** BEGIN INFORMATION GIVEN **

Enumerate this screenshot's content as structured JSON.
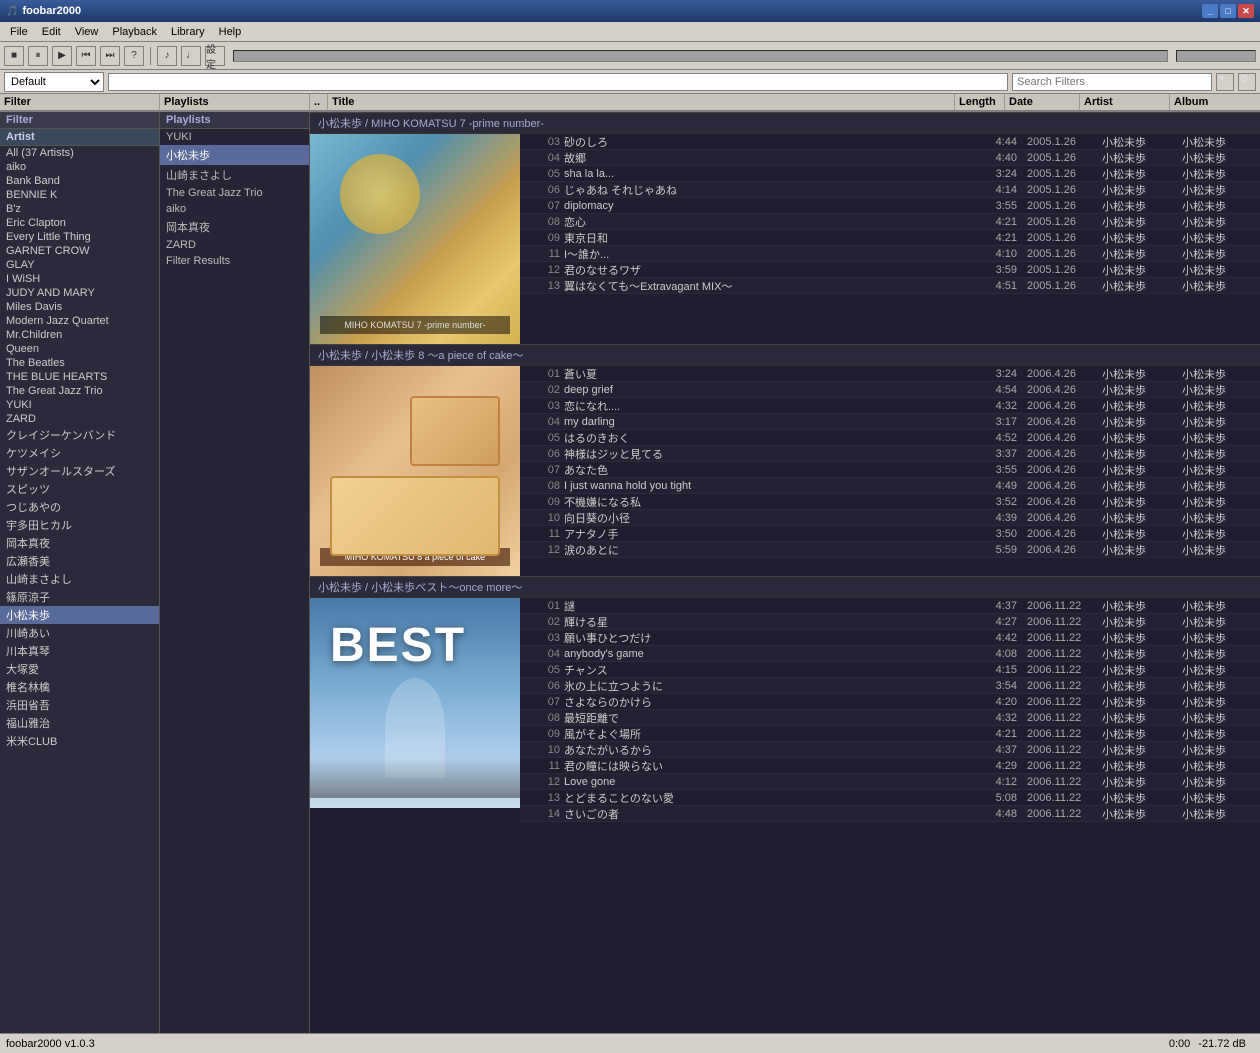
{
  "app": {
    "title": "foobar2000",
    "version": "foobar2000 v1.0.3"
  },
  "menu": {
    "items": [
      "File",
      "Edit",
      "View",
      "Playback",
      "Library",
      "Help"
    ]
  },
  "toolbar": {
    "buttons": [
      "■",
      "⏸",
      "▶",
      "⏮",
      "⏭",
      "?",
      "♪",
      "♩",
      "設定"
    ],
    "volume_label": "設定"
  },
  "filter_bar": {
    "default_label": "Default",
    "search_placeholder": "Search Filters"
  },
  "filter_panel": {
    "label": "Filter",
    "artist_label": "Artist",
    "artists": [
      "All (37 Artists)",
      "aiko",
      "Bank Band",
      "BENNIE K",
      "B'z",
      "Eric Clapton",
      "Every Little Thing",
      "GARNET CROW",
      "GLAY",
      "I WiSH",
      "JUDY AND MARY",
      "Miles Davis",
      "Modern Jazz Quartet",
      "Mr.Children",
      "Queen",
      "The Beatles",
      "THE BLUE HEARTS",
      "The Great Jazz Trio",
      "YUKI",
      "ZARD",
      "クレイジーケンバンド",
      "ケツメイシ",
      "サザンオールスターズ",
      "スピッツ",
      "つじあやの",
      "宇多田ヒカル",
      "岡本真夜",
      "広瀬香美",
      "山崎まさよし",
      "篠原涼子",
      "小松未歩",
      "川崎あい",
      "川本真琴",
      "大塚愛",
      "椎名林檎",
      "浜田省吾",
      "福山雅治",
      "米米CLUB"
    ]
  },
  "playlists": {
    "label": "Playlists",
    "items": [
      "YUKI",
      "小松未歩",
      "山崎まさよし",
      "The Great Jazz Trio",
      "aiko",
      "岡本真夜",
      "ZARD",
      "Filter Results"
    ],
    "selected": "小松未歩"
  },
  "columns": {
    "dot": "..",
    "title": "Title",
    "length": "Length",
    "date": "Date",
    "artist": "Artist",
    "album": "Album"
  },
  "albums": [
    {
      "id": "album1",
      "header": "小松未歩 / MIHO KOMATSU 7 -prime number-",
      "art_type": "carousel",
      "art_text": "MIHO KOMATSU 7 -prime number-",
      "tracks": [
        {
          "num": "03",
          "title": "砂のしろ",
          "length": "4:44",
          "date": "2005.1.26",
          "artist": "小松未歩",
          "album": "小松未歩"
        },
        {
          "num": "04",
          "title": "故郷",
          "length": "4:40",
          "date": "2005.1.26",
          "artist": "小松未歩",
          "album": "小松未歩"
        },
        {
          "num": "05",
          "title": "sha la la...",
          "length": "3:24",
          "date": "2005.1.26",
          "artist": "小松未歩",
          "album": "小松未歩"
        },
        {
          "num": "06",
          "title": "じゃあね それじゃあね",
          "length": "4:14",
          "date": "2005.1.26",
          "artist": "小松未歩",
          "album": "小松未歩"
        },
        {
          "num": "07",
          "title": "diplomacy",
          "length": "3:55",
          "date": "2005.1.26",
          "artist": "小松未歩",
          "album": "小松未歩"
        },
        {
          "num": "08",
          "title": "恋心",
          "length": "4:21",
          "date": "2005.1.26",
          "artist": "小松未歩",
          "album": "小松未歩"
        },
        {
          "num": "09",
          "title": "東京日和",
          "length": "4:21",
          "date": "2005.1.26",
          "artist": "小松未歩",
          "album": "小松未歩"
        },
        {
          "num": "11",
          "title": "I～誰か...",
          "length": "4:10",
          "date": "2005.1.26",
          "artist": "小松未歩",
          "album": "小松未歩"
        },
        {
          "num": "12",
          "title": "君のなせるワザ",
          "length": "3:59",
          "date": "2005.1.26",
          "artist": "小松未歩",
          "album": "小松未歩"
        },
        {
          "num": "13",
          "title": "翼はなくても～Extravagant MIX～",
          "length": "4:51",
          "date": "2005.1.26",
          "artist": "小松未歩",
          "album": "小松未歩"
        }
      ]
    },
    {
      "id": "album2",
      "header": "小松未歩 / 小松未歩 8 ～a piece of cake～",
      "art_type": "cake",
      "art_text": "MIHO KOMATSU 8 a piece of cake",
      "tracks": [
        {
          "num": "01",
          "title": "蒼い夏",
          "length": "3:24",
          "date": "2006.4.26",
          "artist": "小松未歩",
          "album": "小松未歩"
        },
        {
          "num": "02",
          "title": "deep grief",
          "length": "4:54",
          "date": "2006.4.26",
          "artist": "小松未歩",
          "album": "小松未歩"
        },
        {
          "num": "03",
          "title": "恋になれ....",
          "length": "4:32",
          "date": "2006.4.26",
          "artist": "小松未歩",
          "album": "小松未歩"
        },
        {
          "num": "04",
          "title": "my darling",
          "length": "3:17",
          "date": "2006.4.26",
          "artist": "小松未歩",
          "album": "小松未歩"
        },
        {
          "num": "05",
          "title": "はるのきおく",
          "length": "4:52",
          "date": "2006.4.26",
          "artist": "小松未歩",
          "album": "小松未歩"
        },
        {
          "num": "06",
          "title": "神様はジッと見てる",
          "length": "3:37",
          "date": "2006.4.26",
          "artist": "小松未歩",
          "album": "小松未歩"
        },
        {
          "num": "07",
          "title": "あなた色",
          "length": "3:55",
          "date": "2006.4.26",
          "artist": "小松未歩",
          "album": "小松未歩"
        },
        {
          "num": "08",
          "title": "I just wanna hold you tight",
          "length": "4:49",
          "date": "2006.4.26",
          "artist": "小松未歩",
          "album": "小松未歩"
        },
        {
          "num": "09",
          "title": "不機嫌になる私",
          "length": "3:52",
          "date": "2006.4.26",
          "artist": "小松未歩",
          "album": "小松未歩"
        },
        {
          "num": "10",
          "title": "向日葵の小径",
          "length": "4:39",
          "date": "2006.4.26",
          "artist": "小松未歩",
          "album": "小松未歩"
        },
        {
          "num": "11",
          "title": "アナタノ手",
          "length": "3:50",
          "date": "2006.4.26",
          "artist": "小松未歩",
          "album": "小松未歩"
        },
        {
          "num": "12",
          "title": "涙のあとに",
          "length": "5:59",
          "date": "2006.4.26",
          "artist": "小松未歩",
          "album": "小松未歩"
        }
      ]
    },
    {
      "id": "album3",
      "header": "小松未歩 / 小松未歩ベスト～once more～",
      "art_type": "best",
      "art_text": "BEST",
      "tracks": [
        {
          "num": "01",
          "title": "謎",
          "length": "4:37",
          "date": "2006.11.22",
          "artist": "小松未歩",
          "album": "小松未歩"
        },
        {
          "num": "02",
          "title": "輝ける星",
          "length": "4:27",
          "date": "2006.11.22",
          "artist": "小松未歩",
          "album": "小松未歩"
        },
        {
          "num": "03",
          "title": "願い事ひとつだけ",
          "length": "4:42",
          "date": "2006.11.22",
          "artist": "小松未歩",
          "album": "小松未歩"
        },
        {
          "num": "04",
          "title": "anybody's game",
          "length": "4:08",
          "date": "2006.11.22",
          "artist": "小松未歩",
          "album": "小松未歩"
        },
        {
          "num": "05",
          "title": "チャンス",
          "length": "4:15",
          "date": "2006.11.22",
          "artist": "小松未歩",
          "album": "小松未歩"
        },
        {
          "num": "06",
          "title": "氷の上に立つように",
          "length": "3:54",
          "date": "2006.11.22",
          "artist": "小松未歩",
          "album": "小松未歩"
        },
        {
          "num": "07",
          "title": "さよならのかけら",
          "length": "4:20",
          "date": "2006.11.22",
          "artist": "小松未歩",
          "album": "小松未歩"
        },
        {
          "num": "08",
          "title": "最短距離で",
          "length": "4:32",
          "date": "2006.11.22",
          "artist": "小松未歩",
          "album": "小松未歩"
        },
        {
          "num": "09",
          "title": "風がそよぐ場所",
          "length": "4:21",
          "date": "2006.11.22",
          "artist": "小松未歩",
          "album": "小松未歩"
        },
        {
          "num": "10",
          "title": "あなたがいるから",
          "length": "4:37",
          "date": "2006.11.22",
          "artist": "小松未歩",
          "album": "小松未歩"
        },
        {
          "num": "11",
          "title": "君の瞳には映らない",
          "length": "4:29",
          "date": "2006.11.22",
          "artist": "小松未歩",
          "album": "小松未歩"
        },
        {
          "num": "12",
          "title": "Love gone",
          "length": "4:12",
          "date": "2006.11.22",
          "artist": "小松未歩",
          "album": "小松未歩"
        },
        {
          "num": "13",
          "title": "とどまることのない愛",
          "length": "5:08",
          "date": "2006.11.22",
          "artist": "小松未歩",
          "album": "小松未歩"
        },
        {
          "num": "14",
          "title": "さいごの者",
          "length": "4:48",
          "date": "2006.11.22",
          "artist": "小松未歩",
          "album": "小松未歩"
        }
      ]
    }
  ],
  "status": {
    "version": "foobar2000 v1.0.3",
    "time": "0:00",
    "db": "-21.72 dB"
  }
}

** END INFORMATION GIVEN **
** BEGIN INFORMATION GIVEN **

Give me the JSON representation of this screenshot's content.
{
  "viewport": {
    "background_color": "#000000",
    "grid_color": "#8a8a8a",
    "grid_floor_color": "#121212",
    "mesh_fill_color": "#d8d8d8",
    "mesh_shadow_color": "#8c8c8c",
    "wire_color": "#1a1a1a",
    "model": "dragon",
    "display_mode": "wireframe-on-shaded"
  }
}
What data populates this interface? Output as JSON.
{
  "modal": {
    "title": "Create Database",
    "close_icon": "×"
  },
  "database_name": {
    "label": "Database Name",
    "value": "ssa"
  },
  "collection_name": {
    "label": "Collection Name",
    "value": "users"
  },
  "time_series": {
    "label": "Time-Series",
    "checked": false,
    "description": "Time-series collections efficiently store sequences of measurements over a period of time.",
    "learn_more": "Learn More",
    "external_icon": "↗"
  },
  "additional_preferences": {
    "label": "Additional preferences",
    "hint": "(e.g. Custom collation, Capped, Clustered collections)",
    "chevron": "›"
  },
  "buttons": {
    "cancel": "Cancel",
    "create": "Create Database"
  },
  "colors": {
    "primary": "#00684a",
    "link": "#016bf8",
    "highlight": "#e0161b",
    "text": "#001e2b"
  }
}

** END INFORMATION GIVEN **

→ WORK TO BE COMPLETED: Reply with nothing except the number of lines in the listing above that include the string "this".

→ TASK OUTPUT: 3